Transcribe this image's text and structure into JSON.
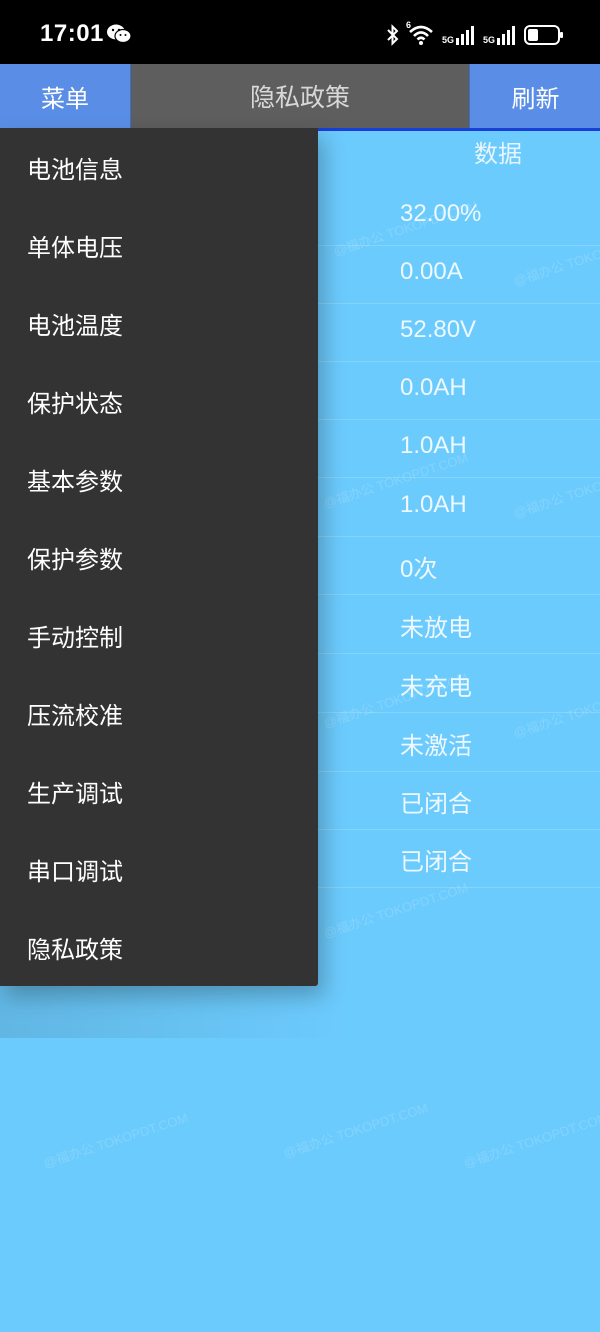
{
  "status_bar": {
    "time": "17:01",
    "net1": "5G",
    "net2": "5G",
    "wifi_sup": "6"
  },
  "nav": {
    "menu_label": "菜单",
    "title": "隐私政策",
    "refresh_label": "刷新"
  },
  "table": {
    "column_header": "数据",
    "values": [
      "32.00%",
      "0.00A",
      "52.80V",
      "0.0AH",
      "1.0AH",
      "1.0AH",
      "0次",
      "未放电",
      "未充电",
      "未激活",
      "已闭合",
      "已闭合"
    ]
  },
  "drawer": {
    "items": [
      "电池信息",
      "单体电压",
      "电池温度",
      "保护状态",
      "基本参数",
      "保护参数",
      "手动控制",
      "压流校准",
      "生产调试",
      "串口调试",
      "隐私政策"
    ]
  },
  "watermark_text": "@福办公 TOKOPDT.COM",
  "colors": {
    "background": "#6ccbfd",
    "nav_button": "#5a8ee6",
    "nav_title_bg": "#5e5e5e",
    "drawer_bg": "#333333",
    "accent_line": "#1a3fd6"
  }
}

---

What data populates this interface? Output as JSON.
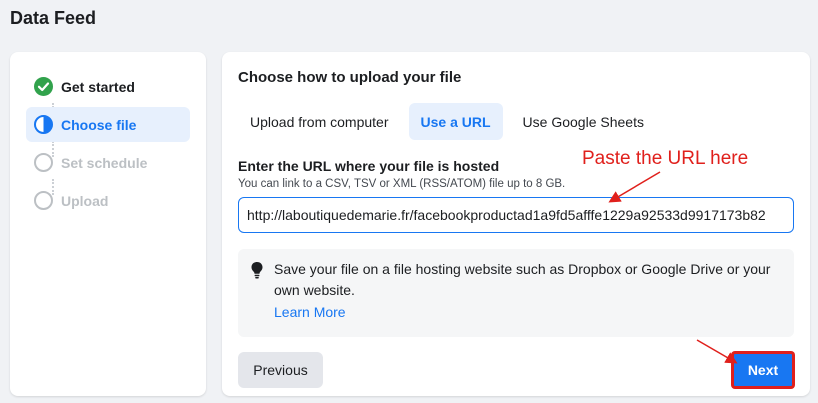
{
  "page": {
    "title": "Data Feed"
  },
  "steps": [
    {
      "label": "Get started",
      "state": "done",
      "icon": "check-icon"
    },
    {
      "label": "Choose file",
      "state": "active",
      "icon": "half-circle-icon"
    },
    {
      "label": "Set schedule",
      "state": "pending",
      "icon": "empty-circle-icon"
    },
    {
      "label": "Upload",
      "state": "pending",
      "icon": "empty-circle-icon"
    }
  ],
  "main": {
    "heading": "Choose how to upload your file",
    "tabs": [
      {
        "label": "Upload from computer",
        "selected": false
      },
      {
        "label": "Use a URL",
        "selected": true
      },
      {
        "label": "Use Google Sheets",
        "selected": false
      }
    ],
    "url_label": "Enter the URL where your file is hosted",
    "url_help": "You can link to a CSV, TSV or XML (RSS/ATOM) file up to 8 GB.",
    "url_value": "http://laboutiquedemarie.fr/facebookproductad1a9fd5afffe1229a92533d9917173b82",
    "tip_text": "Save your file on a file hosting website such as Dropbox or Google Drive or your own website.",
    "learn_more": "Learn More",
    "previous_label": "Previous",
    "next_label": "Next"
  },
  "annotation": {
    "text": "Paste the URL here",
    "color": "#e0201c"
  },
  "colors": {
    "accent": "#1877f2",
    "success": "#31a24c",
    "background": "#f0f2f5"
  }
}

» **What you are asked to do**
Return each line of the listing that holds the string "Choose".

» **Output of the exercise**
      "label": "Choose file",
    "heading": "Choose how to upload your file",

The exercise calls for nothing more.